● **TASK TO CARRY OUT**
Find every line in the records below that holds the word "действующим", and copy it out.
--- start of DATASET EXCERPTS ---
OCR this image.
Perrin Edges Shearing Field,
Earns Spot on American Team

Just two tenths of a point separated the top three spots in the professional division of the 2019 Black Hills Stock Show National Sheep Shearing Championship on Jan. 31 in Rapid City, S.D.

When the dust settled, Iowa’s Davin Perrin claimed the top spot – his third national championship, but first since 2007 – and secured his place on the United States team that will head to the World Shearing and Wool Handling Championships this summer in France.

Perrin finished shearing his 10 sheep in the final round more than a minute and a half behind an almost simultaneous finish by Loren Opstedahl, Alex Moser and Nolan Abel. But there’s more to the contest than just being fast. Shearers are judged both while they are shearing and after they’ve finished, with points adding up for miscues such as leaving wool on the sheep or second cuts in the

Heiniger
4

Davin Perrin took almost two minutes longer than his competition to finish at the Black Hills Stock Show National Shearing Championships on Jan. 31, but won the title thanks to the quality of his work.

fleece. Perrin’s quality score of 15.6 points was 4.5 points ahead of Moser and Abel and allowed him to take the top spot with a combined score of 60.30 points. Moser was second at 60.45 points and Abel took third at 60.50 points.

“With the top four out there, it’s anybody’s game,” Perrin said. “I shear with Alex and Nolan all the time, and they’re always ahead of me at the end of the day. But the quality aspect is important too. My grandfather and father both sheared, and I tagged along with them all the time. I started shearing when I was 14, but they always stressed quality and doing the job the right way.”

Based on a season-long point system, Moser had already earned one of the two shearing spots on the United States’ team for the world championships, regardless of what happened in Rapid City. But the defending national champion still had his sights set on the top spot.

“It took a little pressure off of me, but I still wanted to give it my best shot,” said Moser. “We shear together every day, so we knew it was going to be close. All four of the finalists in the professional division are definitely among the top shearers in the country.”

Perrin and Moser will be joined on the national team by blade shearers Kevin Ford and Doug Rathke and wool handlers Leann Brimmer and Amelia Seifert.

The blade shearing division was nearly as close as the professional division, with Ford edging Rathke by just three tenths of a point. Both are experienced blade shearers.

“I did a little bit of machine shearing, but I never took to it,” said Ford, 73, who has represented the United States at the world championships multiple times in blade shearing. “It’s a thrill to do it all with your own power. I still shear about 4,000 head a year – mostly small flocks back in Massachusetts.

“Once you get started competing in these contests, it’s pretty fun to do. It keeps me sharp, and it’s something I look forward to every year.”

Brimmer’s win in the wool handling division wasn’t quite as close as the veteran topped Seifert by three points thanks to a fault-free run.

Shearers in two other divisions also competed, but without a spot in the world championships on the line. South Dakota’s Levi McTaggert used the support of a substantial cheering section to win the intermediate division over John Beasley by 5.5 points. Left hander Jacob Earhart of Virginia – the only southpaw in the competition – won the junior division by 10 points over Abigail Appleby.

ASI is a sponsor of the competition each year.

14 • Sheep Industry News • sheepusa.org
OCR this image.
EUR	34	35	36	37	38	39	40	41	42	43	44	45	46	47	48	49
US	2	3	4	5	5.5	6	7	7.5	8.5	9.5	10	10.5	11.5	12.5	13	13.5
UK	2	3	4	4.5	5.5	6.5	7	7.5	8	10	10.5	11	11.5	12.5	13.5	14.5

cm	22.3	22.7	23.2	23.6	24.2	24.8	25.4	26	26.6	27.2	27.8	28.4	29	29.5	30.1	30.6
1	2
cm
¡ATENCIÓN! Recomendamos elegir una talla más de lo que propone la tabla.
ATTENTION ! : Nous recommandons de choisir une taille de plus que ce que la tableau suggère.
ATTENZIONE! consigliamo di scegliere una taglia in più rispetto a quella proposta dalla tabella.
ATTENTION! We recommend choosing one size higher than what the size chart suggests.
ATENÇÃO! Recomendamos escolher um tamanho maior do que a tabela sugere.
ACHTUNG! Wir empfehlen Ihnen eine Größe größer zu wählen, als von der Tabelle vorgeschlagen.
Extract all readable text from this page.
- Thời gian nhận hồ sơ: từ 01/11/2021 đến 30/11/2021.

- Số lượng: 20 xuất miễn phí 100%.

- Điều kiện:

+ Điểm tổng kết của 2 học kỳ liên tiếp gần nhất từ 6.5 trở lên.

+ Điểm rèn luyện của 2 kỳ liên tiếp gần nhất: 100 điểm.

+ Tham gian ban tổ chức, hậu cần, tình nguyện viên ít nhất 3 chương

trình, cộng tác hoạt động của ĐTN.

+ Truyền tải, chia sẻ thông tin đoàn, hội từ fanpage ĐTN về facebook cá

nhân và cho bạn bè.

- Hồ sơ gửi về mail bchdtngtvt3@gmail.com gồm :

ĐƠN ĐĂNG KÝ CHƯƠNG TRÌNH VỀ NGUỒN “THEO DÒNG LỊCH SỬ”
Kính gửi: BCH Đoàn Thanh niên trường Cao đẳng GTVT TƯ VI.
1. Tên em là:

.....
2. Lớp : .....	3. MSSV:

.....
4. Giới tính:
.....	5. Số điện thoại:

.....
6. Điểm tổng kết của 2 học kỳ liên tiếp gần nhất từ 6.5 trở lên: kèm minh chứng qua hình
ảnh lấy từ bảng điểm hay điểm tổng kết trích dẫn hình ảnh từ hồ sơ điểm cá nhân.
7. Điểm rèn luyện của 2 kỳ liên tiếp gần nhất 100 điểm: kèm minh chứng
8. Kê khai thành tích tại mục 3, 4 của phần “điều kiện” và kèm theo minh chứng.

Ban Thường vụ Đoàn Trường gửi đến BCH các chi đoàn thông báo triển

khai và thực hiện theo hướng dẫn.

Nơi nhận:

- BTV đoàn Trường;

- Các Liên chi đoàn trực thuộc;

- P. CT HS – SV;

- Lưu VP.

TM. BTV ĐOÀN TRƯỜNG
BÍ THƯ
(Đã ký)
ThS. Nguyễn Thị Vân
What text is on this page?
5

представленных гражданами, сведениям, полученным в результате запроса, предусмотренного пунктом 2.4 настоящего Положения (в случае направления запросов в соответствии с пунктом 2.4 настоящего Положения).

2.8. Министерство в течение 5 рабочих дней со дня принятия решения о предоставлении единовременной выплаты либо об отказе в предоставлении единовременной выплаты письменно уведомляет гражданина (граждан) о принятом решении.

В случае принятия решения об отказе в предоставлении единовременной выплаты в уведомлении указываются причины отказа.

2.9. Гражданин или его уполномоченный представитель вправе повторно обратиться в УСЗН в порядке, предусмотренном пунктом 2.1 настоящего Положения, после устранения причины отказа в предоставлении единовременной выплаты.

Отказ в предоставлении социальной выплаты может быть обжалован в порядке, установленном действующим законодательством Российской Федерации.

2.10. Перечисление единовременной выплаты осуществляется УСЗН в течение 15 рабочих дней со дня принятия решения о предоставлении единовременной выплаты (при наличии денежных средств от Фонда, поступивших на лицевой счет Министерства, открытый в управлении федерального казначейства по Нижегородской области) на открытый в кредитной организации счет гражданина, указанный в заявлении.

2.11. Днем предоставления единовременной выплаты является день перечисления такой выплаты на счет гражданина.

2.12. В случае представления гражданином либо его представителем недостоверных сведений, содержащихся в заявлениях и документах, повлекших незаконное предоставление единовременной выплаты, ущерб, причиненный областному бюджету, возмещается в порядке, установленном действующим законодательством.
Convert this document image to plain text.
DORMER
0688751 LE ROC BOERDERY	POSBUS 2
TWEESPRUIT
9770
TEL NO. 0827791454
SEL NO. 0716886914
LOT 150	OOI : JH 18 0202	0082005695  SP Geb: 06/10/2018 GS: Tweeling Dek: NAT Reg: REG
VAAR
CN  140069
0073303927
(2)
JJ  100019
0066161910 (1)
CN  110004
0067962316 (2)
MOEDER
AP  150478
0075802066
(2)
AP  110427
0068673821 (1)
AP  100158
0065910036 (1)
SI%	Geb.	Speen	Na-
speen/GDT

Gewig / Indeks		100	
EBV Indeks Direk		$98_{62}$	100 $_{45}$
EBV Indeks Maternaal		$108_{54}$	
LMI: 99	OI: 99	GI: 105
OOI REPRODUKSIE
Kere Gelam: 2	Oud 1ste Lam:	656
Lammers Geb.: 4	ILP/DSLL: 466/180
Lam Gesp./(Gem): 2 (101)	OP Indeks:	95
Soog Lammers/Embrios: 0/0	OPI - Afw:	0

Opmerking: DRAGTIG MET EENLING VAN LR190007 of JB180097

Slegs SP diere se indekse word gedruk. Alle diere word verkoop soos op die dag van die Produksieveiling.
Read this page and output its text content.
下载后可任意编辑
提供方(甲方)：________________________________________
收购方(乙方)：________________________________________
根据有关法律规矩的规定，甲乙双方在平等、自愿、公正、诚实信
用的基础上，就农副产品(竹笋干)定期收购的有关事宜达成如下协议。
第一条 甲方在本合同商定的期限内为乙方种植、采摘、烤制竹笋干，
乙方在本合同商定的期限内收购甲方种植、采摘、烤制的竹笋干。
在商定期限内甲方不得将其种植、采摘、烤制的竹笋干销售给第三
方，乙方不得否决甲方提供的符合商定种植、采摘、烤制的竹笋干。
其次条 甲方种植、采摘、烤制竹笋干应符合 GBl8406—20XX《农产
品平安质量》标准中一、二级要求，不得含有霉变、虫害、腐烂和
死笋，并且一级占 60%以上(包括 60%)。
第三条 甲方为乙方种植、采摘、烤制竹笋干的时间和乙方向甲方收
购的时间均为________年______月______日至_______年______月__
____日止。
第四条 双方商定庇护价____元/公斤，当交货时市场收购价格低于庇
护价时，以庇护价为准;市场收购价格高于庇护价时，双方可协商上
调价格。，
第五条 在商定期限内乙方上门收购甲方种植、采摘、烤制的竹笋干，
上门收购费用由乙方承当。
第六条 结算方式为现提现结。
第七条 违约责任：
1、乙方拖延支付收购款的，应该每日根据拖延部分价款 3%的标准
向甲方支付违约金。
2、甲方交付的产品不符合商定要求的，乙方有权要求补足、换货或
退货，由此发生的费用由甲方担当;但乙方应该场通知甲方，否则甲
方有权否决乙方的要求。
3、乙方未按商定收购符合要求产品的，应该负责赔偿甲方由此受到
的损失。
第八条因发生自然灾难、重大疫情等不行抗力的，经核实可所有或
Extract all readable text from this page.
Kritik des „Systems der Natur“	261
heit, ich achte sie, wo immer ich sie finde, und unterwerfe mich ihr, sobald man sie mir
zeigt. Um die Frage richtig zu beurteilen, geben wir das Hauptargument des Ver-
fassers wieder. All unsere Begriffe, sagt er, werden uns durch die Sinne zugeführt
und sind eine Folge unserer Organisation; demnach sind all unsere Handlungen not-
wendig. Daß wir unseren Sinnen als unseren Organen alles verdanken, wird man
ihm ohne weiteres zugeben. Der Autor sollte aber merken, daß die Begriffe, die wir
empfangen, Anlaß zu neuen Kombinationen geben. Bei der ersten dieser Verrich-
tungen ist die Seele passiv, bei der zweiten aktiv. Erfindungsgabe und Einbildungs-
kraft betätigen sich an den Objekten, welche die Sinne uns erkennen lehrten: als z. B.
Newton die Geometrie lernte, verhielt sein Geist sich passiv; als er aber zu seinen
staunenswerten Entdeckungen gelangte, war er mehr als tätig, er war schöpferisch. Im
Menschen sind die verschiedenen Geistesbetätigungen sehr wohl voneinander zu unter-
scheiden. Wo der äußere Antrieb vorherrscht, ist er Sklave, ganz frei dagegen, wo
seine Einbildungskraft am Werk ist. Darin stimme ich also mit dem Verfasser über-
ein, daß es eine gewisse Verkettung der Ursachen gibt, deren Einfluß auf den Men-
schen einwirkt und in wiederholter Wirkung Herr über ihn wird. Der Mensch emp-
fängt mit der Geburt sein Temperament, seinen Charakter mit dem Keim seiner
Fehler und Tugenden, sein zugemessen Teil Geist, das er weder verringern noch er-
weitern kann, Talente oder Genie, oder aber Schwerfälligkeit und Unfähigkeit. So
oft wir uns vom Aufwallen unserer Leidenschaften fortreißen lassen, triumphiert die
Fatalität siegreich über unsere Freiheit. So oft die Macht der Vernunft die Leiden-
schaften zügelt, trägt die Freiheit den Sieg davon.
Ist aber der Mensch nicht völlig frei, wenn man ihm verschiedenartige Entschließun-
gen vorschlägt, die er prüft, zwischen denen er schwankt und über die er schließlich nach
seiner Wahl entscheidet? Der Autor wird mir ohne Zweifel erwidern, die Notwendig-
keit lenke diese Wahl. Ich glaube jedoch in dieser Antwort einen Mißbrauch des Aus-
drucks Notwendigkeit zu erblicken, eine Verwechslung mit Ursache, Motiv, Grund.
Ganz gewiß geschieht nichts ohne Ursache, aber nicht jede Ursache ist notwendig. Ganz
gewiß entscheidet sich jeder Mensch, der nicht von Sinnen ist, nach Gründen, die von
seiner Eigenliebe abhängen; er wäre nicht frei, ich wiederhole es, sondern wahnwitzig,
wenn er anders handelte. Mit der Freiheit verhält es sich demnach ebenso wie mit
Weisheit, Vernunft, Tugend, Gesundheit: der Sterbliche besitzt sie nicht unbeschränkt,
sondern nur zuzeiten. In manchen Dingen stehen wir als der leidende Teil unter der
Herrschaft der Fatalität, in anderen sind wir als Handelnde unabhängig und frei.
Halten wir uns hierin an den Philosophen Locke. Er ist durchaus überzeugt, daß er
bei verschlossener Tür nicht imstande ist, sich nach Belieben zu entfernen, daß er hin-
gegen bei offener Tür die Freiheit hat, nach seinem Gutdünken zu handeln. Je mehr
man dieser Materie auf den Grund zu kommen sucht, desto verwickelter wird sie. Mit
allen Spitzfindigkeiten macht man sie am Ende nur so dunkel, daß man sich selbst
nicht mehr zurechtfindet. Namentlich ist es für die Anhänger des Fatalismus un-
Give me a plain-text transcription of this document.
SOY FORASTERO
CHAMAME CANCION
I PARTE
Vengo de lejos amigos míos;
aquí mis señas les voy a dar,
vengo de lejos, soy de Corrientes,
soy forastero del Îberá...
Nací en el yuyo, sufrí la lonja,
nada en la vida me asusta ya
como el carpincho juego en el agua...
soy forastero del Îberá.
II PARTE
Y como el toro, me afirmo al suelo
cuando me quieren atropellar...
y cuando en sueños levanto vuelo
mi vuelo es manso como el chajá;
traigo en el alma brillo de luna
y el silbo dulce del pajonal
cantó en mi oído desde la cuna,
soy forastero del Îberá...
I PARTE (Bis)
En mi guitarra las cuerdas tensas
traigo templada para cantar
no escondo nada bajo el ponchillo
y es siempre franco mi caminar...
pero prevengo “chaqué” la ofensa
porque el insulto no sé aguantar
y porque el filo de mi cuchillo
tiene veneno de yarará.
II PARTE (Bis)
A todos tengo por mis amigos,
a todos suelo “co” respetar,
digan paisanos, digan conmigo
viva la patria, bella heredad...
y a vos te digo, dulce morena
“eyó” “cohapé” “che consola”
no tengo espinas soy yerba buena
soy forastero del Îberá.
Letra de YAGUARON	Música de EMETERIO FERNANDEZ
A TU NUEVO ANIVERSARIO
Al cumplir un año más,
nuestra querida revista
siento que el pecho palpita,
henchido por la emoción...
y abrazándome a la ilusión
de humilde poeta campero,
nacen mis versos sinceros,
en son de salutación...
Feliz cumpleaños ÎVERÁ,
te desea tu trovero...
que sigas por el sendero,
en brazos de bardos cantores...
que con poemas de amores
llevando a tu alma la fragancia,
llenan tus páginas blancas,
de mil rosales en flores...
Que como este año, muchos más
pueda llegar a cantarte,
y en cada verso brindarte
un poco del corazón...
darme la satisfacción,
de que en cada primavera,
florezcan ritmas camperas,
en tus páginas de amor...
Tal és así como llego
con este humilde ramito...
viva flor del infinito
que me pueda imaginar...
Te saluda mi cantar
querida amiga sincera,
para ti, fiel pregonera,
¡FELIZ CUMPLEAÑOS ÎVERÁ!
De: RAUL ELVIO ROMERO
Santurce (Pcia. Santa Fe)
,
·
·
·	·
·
--- end of DATASET EXCERPTS ---
● **THE OUTPUT**
Отказ в предоставлении социальной выплаты может быть обжалован в порядке, установленном действующим законодательством Российской Федерации.
2.12. В случае представления гражданином либо его представителем недостоверных сведений, содержащихся в заявлениях и документах, повлекших незаконное предоставление единовременной выплаты, ущерб, причиненный областному бюджету, возмещается в порядке, установленном действующим законодательством.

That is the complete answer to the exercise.